**** Extracted information

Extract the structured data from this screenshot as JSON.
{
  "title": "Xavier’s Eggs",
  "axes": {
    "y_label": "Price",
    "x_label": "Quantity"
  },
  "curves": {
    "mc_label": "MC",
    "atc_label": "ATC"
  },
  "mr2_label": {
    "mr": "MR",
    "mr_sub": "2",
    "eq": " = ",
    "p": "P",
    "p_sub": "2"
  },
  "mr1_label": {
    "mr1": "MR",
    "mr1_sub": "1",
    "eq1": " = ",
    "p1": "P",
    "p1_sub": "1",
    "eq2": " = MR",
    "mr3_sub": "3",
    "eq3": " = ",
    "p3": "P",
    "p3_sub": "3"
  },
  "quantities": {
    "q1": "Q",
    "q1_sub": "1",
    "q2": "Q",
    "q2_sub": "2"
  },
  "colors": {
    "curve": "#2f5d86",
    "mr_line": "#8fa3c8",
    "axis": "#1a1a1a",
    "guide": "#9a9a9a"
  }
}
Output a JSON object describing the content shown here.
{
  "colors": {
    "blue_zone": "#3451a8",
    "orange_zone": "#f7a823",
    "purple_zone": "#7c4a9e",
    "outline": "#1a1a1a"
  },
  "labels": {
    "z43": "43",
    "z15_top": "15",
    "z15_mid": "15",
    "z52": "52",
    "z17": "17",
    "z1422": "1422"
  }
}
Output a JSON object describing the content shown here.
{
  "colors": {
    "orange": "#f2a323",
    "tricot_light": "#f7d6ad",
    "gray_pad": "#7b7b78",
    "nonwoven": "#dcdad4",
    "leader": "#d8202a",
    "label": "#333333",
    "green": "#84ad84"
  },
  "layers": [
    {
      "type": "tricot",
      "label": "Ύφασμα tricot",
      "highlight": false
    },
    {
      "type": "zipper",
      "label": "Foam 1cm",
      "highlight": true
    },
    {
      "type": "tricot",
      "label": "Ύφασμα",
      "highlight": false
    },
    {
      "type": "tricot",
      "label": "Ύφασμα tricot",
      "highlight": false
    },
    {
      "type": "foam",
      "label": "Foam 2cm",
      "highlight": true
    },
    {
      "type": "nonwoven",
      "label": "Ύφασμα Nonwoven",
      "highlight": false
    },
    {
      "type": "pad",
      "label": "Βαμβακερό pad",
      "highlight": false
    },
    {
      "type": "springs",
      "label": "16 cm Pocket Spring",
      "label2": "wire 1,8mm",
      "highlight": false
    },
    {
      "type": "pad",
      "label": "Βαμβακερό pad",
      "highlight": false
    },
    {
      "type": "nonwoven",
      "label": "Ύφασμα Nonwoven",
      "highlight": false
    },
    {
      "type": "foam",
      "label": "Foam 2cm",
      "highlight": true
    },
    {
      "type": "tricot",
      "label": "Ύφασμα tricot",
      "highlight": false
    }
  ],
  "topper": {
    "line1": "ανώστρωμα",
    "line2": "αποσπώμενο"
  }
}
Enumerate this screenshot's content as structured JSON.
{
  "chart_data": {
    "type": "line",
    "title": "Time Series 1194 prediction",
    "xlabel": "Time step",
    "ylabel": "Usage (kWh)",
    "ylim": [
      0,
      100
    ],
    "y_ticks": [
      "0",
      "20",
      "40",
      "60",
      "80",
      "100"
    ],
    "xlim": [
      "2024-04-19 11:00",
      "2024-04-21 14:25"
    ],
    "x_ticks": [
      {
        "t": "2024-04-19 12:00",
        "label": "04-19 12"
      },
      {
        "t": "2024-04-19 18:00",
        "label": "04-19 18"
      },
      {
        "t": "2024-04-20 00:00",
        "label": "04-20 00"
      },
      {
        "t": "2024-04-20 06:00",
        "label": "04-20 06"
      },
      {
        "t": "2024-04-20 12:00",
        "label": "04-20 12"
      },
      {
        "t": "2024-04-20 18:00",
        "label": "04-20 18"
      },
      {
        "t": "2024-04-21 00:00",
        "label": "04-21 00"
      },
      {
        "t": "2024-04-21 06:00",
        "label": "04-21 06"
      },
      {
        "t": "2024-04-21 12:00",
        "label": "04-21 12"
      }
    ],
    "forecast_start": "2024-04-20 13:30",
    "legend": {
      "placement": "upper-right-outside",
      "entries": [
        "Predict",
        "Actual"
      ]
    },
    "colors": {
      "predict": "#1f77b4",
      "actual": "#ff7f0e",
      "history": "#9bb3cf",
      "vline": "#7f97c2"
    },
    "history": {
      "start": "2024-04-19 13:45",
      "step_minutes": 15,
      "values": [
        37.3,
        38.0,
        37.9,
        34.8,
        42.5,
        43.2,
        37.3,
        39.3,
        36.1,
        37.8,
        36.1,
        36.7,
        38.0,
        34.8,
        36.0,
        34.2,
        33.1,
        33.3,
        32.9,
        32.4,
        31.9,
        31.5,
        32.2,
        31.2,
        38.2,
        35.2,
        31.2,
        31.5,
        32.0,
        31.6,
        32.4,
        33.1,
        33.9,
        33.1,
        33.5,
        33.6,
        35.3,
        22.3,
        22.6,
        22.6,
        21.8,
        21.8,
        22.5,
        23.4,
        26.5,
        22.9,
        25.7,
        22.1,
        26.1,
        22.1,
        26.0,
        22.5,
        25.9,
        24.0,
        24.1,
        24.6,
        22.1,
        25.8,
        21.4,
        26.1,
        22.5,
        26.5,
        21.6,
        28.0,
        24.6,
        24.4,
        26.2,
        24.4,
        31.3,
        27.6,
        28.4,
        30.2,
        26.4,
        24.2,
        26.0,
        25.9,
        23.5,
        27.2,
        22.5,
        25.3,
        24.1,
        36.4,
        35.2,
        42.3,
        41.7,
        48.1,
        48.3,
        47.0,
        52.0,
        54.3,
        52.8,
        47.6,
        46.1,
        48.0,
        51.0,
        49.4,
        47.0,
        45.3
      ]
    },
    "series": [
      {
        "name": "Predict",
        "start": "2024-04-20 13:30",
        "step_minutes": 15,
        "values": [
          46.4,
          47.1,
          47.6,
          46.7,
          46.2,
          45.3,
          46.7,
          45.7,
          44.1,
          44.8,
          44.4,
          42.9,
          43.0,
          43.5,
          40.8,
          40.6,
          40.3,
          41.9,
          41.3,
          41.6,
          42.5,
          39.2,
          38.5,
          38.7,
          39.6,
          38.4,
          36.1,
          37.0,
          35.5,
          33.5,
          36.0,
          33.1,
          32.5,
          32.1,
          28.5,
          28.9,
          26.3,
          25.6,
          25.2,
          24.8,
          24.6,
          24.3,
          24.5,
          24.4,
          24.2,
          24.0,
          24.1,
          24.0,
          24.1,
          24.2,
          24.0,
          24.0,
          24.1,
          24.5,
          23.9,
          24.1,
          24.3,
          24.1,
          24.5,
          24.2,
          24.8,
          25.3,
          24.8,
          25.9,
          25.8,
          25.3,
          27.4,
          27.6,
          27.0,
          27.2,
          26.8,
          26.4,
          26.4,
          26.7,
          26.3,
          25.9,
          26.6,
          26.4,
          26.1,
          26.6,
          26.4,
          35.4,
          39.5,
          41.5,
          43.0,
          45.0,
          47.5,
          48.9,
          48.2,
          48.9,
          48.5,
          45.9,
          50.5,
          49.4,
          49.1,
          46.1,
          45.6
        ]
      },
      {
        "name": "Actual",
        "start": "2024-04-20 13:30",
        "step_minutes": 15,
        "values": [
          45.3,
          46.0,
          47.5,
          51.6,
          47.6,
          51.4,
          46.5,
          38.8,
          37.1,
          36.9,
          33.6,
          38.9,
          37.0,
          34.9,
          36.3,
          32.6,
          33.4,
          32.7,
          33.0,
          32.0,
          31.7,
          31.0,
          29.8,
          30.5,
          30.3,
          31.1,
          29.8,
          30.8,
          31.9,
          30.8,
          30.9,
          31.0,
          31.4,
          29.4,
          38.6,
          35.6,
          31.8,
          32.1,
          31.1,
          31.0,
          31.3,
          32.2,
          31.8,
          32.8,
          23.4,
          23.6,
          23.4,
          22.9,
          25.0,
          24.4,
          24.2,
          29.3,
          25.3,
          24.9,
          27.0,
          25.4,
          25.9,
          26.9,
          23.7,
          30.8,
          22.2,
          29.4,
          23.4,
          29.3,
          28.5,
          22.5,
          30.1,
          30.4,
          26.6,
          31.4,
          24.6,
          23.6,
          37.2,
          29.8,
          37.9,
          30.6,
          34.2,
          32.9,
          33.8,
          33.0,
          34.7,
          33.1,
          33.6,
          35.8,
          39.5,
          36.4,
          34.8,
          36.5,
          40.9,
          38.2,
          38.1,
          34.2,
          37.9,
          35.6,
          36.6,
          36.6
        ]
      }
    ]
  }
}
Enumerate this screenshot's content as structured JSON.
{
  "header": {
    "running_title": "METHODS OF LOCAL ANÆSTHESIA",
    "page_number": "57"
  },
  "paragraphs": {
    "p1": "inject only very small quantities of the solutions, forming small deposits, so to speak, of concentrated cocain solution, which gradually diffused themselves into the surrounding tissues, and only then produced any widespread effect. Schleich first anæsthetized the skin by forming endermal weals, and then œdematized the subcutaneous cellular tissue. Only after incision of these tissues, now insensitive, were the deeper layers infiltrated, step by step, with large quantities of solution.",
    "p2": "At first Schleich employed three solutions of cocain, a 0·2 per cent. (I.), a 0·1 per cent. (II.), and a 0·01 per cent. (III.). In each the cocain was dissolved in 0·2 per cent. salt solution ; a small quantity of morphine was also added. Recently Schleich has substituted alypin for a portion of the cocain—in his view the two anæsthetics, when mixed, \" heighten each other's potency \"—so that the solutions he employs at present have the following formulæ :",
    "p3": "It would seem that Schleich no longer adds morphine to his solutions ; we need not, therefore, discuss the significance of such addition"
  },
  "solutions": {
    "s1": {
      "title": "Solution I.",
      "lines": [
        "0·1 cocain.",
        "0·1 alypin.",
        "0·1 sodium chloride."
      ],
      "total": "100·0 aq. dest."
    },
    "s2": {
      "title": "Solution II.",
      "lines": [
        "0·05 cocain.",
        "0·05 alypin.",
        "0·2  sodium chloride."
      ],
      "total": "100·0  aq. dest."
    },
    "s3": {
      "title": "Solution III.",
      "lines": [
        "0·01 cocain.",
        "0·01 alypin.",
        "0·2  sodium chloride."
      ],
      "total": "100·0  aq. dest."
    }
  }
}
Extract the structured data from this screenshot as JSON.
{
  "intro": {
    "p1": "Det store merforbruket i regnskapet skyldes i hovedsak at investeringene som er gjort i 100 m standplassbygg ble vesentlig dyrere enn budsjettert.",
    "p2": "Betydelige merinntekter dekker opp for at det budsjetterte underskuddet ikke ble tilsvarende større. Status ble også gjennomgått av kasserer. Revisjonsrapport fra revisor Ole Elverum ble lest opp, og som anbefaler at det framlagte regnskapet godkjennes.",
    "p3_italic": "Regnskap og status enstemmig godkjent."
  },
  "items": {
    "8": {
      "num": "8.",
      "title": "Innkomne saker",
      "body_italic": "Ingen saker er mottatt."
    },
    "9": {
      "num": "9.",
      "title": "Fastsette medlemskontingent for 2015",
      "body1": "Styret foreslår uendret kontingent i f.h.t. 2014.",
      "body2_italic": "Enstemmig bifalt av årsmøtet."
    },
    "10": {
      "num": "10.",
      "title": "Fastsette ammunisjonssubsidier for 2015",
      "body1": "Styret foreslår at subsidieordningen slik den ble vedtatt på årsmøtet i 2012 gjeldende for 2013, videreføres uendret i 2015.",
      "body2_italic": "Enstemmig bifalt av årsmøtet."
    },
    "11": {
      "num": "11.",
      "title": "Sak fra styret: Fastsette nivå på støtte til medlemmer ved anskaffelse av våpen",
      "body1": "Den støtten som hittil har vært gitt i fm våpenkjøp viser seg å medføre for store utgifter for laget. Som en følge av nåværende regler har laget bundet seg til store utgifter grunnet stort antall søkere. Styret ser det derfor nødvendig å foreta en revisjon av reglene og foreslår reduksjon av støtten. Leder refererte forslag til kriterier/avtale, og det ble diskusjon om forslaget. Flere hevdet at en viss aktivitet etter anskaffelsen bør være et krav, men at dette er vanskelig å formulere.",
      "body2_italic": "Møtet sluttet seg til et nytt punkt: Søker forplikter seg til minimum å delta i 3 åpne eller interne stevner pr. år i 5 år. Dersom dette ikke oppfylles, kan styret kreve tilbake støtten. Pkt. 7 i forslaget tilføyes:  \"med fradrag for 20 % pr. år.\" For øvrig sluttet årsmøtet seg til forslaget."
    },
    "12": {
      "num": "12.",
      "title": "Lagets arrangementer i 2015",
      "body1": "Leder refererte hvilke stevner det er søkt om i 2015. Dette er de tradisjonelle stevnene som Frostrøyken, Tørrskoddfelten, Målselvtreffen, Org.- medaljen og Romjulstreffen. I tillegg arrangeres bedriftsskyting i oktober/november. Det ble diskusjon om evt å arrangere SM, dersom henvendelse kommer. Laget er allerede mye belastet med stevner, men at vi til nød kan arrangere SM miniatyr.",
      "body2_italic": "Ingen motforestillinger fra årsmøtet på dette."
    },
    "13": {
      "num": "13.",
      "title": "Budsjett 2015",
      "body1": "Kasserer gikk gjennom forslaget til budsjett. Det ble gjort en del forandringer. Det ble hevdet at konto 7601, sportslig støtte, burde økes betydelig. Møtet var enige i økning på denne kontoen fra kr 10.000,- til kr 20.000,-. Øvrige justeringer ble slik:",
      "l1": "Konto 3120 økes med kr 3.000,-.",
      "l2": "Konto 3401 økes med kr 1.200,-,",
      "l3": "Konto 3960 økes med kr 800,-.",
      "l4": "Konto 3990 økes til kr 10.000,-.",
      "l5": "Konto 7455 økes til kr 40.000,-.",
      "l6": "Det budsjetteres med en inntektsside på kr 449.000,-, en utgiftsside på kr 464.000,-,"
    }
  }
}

********

Work required:
Locate all lines in the listing above with the word "ikke". Copy them.

Result:
    "p2": "Betydelige merinntekter dekker opp for at det budsjetterte underskuddet ikke ble tilsvarende større. Status ble også gjennomgått av kasserer. Revisjonsrapport fra revisor Ole Elverum ble lest opp, og som anbefaler at det framlagte regnskapet godkjennes.",
      "body2_italic": "Møtet sluttet seg til et nytt punkt: Søker forplikter seg til minimum å delta i 3 åpne eller interne stevner pr. år i 5 år. Dersom dette ikke oppfylles, kan styret kreve tilbake støtten. Pkt. 7 i forslaget tilføyes:  \"med fradrag for 20 % pr. år.\" For øvrig sluttet årsmøtet seg til forslaget."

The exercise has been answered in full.